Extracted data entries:
........

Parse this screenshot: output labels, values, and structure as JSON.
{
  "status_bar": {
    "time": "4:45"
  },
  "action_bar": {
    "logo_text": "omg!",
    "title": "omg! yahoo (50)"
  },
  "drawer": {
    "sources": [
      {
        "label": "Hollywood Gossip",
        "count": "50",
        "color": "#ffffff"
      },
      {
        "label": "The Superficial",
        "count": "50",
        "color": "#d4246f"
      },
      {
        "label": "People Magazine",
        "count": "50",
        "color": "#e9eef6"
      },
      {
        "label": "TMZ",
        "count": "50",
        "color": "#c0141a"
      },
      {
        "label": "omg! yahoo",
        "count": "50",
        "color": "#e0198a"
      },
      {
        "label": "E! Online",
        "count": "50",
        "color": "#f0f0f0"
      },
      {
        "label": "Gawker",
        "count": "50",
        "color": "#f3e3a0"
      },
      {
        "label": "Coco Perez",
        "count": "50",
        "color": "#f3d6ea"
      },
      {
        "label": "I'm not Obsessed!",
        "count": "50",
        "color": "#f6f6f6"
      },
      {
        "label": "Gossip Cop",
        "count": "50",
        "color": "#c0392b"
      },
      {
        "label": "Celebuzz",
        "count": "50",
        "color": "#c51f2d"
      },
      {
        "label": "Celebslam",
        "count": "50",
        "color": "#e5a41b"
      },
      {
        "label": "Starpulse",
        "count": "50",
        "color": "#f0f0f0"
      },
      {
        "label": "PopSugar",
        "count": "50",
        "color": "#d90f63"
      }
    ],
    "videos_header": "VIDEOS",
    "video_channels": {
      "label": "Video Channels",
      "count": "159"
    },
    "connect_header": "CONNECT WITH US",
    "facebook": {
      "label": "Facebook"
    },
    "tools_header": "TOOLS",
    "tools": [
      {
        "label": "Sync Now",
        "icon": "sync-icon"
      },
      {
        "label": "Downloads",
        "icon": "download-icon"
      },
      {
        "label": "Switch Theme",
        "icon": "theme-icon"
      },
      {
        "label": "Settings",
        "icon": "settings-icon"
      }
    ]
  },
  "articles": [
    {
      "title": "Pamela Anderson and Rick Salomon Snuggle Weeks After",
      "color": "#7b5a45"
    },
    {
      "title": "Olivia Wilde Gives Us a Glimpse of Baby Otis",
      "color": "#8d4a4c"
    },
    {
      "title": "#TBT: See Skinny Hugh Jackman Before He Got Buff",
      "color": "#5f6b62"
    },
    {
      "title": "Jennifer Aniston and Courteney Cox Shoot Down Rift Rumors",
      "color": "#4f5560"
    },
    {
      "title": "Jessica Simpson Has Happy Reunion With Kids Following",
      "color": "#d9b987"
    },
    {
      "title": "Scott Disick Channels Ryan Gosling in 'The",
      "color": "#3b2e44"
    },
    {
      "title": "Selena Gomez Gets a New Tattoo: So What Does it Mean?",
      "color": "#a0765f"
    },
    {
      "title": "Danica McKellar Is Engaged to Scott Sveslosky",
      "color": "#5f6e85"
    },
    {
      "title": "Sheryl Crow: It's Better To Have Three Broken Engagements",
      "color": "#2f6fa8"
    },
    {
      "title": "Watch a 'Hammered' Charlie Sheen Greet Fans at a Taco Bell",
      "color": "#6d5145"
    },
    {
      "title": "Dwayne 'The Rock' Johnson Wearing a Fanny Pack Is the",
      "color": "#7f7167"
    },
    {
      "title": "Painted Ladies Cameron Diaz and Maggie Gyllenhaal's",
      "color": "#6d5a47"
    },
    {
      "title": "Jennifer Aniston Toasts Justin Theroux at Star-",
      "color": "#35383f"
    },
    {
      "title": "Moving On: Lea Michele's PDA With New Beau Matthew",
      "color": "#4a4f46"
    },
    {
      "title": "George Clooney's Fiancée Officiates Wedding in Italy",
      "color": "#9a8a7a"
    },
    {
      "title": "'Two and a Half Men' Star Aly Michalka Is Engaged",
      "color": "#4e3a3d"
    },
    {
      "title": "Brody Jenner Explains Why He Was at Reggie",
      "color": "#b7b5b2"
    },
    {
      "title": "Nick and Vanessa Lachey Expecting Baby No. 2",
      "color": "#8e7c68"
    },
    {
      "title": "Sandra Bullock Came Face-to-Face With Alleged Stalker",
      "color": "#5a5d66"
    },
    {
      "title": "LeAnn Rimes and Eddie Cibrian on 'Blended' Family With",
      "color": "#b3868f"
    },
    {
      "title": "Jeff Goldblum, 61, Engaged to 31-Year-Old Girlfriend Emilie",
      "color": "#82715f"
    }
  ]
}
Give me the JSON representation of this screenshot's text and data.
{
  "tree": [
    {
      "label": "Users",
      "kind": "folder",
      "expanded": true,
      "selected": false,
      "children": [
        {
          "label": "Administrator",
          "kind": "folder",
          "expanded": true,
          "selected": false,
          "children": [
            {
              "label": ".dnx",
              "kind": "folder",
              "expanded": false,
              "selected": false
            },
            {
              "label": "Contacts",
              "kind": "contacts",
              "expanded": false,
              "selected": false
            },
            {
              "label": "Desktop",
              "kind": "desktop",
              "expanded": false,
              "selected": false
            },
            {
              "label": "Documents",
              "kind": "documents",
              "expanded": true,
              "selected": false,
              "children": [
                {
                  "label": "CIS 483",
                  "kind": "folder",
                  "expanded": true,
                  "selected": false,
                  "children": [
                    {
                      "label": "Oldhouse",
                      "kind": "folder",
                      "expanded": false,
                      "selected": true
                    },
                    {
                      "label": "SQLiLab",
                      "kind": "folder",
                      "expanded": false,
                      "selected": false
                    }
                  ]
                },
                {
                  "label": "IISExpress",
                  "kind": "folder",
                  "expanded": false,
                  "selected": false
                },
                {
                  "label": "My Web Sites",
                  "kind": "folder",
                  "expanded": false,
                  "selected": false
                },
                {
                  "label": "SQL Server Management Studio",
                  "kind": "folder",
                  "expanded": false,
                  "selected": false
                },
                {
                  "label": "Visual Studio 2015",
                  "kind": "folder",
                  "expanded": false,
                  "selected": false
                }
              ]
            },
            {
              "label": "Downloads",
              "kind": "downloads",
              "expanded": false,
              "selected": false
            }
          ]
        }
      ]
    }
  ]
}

........

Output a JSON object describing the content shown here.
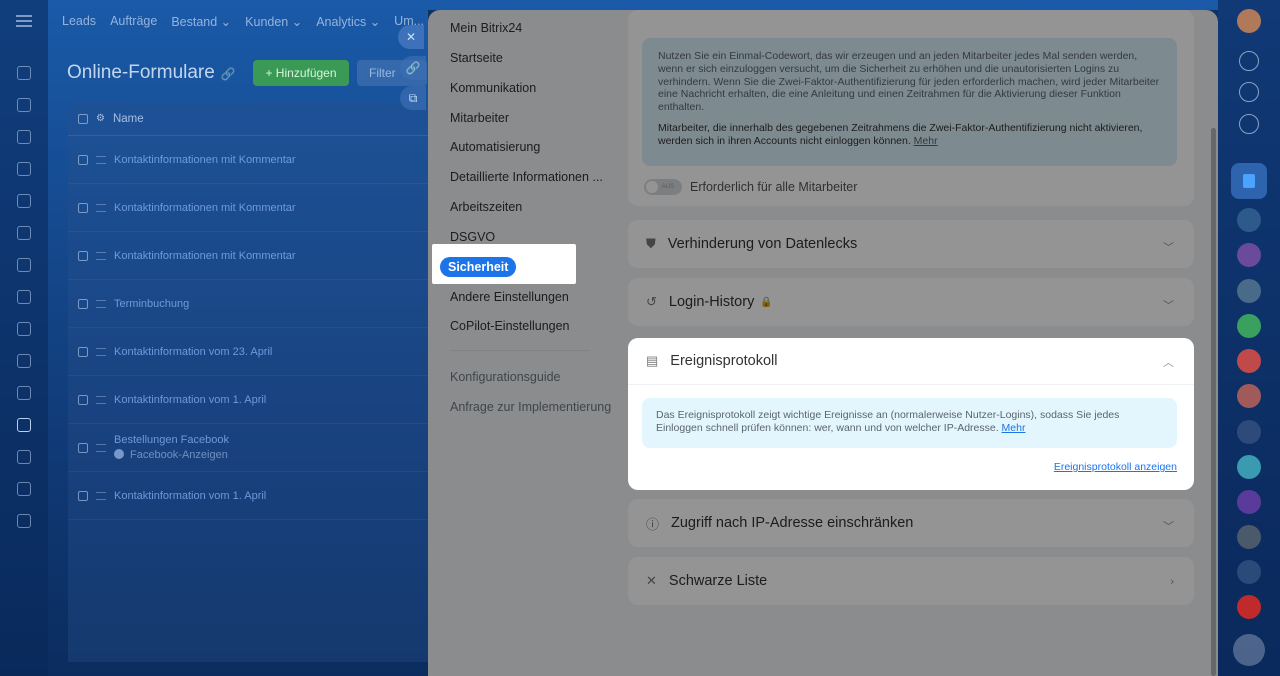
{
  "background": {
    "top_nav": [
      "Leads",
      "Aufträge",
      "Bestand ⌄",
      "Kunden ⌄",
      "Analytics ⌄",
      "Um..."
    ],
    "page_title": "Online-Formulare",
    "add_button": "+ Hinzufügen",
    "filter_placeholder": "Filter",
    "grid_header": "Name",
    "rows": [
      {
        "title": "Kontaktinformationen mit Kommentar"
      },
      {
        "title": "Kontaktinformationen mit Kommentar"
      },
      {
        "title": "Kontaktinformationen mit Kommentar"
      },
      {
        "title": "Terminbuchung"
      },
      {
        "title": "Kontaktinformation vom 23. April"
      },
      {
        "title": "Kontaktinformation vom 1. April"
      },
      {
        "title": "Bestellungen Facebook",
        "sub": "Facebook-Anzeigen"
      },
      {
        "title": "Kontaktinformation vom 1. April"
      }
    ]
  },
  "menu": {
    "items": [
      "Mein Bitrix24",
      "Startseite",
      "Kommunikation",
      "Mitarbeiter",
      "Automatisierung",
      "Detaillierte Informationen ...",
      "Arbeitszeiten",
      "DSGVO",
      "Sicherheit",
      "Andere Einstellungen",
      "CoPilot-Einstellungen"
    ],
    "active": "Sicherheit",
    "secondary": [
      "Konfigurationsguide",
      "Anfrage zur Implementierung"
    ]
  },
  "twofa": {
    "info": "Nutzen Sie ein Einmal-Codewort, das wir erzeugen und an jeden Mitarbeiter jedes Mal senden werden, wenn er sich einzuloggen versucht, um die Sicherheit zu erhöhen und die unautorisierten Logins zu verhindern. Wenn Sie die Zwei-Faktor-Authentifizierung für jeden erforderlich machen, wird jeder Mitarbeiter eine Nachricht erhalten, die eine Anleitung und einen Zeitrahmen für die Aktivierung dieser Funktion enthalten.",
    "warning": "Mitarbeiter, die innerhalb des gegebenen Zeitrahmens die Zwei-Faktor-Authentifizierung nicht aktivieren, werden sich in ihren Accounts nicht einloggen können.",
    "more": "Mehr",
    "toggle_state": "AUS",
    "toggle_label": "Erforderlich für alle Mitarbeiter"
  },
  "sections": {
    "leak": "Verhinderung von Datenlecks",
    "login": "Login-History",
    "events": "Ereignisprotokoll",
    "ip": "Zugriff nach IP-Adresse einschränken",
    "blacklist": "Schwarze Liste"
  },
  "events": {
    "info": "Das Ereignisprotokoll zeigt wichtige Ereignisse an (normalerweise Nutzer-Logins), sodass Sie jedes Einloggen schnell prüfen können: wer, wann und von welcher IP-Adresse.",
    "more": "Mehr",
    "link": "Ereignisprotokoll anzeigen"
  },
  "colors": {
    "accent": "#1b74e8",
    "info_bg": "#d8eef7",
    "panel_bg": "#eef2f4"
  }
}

........

Using the material above, state how many lines include the string "Scott". Answer with a single number.

2